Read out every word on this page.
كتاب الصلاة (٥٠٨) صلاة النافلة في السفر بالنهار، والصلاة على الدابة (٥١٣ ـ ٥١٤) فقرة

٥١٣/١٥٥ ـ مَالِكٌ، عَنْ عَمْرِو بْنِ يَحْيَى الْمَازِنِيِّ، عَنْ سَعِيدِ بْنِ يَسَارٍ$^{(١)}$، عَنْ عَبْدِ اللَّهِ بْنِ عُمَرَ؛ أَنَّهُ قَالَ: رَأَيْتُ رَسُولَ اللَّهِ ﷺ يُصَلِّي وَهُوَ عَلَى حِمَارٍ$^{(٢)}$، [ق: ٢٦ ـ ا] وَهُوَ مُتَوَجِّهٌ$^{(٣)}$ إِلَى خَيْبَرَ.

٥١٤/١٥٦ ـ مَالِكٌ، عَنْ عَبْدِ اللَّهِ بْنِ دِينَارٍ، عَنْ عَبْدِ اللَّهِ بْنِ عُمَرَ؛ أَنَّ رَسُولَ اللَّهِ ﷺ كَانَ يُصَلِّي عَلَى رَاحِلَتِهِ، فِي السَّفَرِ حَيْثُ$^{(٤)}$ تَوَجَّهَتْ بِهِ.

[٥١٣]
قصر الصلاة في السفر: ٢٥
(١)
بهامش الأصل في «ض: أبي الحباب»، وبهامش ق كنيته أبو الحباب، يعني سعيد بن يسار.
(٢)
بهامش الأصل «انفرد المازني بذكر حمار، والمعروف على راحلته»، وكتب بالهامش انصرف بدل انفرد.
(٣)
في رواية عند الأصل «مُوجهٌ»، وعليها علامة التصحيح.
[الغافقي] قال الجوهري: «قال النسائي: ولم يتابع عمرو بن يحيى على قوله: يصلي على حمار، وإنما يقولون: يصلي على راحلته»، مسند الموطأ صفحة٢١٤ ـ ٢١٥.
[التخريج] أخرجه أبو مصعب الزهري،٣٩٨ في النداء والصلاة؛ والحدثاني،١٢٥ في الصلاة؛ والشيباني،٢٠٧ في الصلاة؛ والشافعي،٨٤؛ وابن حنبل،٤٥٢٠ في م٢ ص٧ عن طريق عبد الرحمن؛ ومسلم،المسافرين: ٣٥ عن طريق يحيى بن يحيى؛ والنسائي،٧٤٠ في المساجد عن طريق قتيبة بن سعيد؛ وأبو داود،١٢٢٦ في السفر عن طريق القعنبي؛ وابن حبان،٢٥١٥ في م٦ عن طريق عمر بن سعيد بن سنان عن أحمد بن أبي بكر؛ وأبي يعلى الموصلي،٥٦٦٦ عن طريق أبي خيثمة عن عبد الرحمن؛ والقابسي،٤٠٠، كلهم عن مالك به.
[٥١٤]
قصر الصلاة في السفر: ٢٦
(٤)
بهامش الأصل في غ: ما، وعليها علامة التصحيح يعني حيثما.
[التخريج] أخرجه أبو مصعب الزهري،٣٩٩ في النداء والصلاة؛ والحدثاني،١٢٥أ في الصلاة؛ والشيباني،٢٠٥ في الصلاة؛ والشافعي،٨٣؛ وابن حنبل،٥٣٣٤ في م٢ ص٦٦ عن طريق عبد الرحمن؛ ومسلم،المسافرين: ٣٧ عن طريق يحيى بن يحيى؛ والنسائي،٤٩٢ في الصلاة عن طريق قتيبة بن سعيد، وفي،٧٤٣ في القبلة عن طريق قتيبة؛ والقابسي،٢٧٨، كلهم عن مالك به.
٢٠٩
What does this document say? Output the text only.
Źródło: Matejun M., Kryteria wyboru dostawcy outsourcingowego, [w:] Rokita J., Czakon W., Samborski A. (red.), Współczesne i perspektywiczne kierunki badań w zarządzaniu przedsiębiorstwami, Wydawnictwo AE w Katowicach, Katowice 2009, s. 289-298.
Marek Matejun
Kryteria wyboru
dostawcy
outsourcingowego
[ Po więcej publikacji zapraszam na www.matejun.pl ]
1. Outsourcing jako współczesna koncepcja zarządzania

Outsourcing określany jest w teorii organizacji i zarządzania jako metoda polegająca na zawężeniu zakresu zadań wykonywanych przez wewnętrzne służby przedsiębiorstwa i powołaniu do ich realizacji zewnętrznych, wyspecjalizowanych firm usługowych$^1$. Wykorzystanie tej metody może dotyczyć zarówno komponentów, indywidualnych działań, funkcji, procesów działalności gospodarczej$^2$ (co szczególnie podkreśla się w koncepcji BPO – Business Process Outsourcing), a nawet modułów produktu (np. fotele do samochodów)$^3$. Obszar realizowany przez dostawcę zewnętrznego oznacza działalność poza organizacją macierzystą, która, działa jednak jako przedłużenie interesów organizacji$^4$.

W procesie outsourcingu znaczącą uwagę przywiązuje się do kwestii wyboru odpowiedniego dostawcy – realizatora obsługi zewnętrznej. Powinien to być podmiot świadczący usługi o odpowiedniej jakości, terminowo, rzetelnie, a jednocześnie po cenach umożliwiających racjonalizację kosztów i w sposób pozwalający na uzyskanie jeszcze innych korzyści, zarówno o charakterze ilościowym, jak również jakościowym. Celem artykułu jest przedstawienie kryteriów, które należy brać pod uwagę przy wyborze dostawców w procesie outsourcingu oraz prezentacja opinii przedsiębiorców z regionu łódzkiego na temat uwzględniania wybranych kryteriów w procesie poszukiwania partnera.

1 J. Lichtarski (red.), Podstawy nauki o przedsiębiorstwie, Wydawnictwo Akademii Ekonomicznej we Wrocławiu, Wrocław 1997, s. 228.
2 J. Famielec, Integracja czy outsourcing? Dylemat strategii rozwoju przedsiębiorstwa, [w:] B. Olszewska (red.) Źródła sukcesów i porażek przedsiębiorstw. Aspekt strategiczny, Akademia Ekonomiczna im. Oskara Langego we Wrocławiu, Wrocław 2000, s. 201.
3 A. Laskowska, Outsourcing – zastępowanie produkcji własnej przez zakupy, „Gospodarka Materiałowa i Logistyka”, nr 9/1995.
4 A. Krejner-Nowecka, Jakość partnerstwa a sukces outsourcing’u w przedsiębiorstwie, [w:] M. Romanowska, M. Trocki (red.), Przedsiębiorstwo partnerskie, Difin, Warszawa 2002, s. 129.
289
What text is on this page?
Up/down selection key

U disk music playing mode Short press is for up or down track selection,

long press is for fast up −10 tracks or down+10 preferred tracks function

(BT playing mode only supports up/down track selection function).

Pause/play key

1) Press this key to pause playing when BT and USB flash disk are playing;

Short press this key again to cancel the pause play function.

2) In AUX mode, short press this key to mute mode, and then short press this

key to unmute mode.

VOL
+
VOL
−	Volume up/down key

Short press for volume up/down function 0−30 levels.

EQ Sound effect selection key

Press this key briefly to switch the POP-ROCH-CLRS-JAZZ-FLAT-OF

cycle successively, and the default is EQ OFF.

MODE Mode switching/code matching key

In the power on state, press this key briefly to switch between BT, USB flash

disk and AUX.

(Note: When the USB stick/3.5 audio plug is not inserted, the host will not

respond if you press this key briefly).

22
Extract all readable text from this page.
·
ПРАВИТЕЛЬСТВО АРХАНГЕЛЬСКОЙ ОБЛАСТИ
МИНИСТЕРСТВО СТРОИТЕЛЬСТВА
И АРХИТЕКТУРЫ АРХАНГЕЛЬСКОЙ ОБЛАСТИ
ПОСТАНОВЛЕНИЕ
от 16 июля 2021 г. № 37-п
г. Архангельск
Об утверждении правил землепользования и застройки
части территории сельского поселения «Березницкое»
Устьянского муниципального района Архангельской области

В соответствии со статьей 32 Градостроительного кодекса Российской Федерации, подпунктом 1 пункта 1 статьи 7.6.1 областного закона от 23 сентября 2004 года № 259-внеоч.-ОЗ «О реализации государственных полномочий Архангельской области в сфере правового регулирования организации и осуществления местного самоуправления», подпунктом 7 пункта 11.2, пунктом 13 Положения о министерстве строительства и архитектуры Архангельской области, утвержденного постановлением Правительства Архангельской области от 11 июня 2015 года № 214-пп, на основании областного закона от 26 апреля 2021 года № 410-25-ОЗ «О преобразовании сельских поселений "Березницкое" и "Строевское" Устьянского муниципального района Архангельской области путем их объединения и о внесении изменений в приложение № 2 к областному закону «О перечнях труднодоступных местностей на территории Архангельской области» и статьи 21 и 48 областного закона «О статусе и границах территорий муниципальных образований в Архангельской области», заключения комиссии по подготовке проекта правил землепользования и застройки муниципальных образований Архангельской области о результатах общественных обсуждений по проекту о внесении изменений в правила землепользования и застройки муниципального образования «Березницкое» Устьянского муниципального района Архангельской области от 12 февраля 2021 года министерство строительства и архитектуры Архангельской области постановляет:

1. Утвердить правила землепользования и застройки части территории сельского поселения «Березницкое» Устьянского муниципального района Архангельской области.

• TASK DETAILS: Of the lines above, how many include the word "علامة"? Reply with the number only.

• FULL SOLUTION: 2